Figure contents as structured data:
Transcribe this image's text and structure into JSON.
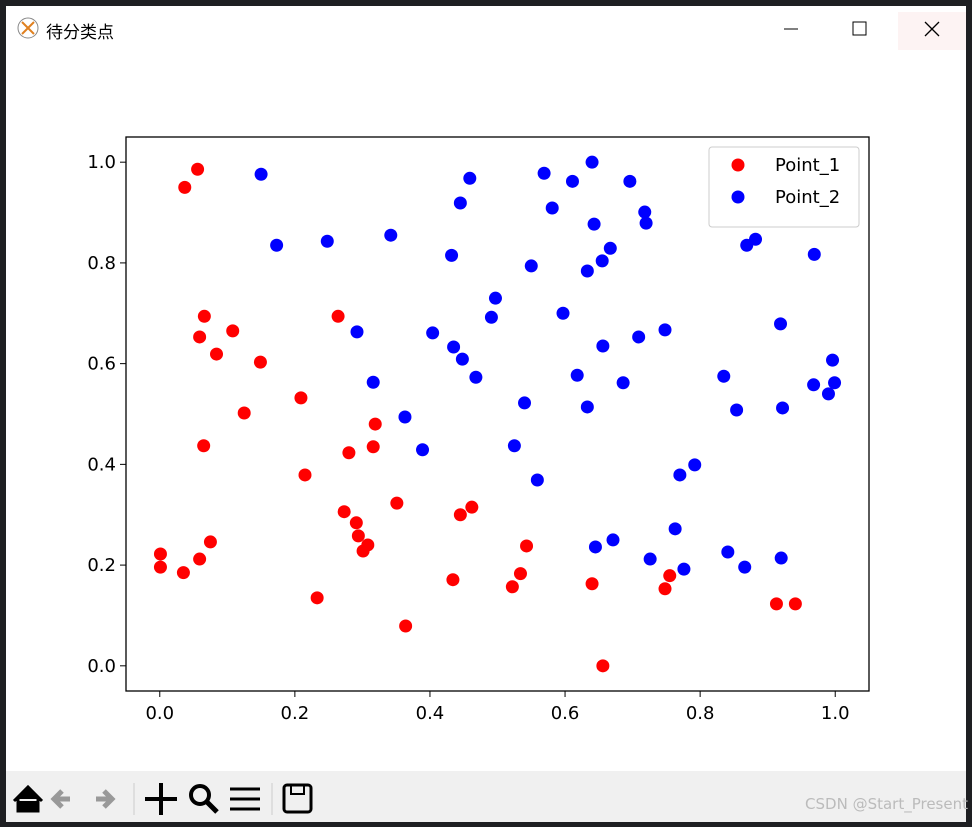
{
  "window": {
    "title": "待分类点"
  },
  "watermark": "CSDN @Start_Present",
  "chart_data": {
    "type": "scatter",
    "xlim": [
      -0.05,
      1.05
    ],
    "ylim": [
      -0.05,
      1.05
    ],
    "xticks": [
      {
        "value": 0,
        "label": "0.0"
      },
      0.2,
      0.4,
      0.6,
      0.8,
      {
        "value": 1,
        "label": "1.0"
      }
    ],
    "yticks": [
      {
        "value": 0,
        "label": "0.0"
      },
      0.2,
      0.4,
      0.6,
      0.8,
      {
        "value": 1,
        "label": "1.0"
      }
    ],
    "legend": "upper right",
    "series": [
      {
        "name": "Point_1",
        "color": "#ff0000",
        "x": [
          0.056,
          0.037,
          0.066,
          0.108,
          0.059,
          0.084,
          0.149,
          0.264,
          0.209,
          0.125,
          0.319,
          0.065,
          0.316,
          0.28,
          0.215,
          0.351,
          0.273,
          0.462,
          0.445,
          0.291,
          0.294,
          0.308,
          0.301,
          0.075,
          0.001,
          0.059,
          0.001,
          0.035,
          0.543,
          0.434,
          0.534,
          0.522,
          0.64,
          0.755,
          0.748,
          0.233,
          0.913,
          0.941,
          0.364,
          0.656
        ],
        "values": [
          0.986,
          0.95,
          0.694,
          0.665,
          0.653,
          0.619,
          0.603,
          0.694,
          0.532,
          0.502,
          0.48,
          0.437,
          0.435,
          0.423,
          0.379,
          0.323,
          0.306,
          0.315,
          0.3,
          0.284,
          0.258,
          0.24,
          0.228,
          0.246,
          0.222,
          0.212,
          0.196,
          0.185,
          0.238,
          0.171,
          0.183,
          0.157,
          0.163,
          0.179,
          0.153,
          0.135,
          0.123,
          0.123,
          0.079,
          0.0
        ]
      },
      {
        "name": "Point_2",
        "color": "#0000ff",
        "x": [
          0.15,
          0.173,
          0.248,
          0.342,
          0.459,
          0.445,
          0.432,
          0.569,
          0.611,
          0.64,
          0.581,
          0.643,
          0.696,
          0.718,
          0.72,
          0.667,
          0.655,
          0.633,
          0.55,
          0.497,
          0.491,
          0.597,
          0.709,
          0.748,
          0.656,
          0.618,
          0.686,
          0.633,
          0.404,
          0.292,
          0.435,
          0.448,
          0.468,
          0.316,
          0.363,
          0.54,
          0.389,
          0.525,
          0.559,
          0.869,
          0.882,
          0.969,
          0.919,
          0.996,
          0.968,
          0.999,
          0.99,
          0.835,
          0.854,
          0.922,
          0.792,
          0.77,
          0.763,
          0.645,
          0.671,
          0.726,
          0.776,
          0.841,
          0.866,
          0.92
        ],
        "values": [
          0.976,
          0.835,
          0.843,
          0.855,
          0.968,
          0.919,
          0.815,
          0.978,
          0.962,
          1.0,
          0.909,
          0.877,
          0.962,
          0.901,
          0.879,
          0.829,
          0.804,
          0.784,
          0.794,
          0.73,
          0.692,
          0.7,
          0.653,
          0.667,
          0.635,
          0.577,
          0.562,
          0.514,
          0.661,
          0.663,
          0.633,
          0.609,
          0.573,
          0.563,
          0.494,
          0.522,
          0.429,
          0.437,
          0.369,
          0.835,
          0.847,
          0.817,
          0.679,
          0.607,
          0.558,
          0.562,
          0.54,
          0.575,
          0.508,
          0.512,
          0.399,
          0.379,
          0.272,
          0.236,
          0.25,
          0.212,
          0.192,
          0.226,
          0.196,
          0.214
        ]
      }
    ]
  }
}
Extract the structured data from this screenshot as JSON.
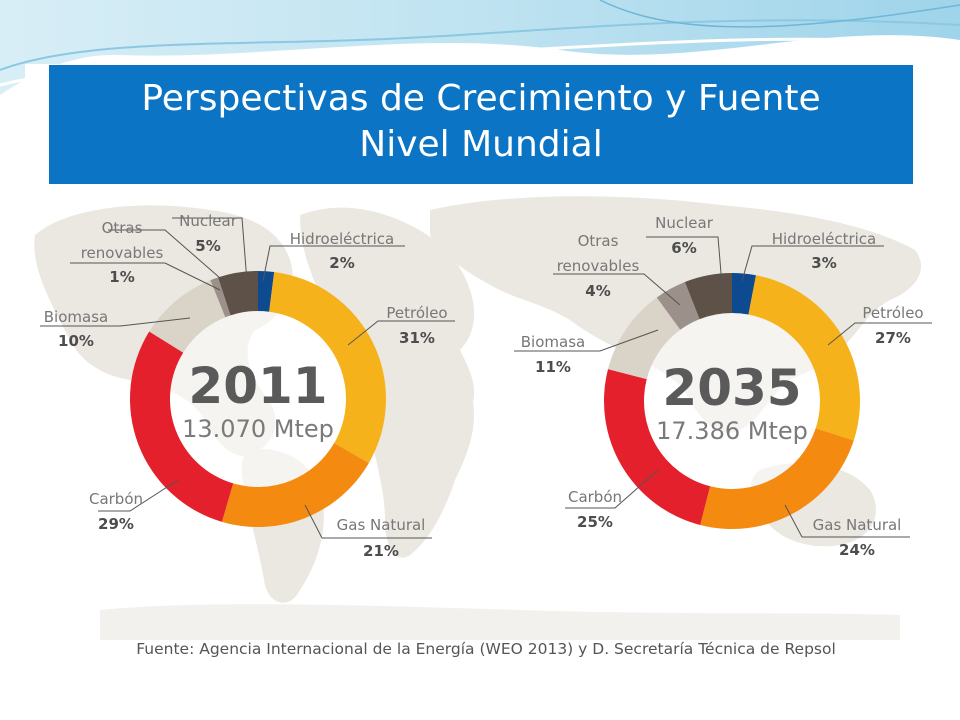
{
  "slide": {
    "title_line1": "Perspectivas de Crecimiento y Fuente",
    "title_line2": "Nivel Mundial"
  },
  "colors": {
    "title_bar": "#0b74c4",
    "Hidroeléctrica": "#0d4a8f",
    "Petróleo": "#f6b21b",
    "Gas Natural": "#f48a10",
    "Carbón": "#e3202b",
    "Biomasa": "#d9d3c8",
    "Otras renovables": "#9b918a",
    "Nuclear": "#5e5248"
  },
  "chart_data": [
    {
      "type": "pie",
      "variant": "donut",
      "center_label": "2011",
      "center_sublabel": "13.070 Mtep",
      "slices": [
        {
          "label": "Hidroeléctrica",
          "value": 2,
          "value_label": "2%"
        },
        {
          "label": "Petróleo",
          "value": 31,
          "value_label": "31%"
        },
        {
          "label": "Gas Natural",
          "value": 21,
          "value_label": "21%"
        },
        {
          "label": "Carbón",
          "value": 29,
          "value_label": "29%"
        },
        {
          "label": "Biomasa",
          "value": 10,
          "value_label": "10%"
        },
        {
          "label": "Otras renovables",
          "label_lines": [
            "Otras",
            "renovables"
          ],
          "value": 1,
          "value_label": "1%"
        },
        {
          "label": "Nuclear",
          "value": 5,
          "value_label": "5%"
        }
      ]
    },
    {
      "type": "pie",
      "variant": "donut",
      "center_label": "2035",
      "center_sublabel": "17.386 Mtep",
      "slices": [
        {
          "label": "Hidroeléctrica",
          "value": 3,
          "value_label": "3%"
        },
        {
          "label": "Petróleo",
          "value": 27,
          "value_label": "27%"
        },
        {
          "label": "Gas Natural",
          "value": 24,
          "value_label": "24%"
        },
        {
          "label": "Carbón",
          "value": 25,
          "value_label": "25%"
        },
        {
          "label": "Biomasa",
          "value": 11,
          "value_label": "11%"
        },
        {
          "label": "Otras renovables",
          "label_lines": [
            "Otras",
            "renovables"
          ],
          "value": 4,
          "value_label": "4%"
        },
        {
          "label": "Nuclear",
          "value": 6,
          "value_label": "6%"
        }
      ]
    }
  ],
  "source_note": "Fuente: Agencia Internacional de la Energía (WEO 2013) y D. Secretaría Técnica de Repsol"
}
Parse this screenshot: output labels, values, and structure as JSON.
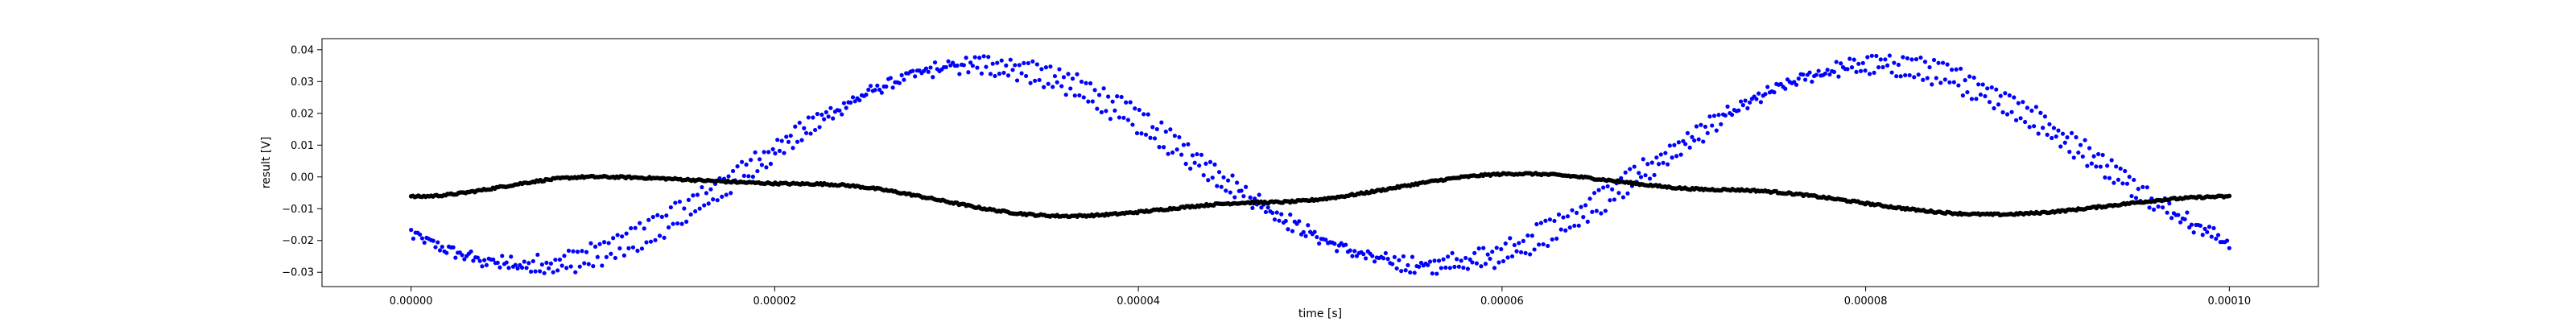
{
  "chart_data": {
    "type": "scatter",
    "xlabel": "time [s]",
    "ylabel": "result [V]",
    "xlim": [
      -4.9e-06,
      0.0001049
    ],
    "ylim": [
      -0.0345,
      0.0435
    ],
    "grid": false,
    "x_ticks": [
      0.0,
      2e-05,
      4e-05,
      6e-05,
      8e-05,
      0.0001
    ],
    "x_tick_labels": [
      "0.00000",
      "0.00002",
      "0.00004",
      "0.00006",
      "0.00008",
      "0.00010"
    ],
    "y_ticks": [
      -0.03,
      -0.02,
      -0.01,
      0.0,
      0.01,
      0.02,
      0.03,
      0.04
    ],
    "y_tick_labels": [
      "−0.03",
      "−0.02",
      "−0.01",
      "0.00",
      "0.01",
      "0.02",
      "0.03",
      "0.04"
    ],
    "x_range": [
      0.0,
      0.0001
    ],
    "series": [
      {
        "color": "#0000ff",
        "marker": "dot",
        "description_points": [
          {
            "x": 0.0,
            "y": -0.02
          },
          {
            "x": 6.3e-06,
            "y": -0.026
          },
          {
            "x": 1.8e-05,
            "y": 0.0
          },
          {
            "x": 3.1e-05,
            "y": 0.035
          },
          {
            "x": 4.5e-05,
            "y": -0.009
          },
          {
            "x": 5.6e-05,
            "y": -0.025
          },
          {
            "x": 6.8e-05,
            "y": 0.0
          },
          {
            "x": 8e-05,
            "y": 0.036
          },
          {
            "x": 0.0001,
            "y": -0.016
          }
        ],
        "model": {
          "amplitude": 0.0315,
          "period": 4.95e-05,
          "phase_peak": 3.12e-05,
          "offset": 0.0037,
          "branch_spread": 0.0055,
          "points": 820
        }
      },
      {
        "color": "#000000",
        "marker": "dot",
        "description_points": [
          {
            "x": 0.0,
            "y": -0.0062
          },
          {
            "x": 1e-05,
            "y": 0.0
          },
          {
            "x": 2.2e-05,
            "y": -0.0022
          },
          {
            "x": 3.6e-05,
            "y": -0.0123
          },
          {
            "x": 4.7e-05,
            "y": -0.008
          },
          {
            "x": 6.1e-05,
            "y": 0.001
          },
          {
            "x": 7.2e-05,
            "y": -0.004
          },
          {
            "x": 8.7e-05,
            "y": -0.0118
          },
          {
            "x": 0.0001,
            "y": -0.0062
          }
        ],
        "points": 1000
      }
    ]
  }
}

*Written exercise:*
List all lines in the material containing the string "Fuente".

*Complete output:*
    "title_line1": "Perspectivas de Crecimiento y Fuente",
  "source_note": "Fuente: Agencia Internacional de la Energía (WEO 2013) y D. Secretaría Técnica de Repsol"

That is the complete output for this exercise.